§ **Stated task**: Within the listing below, locate all lines containing the word "emotional". Copy each one.

***** Material for this exercise

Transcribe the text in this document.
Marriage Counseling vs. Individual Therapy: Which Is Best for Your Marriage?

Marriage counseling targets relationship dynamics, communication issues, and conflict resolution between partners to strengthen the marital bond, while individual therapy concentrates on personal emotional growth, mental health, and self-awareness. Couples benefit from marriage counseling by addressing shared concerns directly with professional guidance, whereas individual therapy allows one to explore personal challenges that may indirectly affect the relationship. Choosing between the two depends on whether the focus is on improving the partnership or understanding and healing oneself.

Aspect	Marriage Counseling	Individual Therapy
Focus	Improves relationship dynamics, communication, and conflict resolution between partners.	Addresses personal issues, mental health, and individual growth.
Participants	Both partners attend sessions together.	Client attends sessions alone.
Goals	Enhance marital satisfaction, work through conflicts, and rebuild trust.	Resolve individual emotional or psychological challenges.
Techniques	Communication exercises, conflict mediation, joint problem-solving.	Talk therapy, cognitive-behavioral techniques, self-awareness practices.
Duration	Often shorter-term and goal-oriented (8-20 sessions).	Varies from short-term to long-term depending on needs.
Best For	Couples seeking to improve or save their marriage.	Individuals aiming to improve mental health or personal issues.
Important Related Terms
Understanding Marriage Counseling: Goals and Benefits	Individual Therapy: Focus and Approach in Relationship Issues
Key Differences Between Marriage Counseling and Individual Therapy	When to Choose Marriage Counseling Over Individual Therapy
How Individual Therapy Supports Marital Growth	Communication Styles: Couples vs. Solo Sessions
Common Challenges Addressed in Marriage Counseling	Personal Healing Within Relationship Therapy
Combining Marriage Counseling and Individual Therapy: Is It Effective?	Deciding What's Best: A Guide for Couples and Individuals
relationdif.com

**********
***** Material for this exercise

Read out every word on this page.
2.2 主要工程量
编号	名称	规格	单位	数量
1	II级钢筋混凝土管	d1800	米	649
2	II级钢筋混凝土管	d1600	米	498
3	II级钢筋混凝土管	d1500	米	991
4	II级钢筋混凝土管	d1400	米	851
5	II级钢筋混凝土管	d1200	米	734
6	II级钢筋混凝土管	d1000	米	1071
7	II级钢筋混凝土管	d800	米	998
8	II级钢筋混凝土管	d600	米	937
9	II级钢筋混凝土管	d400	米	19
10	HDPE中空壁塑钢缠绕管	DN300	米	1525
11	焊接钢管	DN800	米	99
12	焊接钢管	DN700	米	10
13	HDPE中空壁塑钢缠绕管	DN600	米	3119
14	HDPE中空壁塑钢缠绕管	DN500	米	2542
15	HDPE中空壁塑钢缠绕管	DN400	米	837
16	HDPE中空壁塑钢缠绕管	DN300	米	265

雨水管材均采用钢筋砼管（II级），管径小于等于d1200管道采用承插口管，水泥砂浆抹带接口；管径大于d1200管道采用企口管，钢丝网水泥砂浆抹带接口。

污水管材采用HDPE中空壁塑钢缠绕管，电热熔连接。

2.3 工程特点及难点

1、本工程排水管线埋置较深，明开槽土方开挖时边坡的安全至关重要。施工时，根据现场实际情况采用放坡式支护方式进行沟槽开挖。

**********
***** Material for this exercise

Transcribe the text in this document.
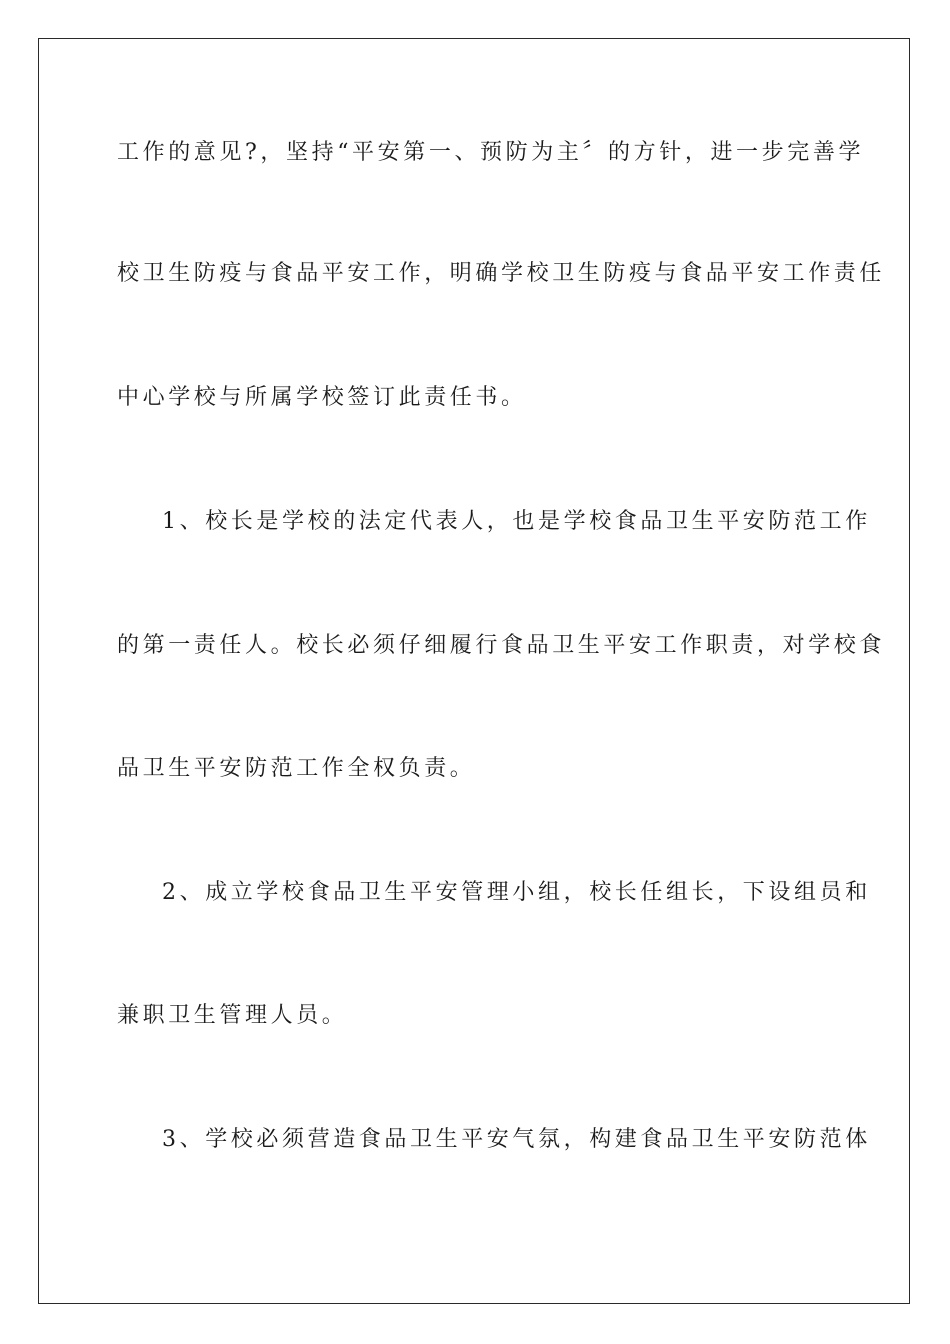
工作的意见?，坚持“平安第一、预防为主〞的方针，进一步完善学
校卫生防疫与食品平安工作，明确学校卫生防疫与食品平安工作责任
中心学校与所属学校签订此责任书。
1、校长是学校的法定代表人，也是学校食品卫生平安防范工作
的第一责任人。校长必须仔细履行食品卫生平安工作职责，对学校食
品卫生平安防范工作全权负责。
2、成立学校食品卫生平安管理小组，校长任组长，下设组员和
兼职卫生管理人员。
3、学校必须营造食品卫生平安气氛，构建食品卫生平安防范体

**********

§ **Correct answer**:
Marriage counseling targets relationship dynamics, communication issues, and conflict resolution between partners to strengthen the marital bond, while individual therapy concentrates on personal emotional growth, mental health, and self-awareness. Couples benefit from marriage counseling by addressing shared concerns directly with professional guidance, whereas individual therapy allows one to explore personal challenges that may indirectly affect the relationship. Choosing between the two depends on whether the focus is on improving the partnership or understanding and healing oneself.
Goals	Enhance marital satisfaction, work through conflicts, and rebuild trust.	Resolve individual emotional or psychological challenges.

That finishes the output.